* _Work to be completed_:
Show each line that has the string "this" in it.

---*---

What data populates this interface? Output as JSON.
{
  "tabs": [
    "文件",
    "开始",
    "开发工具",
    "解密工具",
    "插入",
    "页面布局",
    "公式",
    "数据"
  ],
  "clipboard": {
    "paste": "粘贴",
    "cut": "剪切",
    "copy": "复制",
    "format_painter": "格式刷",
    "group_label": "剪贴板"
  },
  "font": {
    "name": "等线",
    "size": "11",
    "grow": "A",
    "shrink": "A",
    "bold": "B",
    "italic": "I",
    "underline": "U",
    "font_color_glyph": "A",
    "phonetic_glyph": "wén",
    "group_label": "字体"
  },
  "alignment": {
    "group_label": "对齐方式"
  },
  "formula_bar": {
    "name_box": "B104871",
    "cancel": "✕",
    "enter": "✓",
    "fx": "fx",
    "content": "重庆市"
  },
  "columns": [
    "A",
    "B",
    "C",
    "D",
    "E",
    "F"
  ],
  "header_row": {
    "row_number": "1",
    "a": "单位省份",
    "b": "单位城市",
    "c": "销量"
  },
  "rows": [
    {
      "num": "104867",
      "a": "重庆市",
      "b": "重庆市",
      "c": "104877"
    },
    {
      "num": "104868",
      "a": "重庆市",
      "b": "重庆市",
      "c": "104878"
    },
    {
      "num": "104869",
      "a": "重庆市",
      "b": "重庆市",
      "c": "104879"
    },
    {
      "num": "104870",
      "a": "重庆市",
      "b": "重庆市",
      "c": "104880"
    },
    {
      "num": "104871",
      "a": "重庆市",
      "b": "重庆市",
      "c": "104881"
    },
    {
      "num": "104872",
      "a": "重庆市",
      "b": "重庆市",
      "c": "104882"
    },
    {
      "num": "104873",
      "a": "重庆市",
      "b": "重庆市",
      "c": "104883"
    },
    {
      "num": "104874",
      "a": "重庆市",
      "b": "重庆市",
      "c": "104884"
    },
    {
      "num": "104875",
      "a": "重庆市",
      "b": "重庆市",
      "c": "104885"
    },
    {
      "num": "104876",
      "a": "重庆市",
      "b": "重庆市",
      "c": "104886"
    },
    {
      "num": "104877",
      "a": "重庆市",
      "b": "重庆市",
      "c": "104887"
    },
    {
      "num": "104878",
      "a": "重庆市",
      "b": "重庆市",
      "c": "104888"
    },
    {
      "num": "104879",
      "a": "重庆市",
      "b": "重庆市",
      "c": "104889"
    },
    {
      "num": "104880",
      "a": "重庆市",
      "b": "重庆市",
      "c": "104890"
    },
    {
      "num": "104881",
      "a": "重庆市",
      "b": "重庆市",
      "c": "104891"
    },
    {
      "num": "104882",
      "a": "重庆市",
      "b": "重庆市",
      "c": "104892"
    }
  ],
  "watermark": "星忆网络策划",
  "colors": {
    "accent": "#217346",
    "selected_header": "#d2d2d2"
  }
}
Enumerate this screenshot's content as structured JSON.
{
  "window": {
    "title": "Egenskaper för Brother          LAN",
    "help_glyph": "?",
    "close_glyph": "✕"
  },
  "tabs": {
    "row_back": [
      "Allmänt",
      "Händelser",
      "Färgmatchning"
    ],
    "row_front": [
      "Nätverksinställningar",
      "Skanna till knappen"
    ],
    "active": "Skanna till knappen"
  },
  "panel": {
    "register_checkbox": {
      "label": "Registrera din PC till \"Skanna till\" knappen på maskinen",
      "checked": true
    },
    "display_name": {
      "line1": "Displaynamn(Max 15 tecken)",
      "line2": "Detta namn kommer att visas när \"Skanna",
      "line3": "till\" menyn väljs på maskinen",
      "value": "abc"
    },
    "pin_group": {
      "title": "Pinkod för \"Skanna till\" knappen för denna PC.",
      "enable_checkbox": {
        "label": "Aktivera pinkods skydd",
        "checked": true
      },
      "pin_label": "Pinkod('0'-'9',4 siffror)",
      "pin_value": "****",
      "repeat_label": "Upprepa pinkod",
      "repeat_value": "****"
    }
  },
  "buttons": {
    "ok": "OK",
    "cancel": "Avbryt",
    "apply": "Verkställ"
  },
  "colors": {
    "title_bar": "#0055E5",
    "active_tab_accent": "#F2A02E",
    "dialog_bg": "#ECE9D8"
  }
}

---*---

* _Task solution_:
What data populates this interface? Output as JSON.
Enumerate this screenshot's content as structured JSON.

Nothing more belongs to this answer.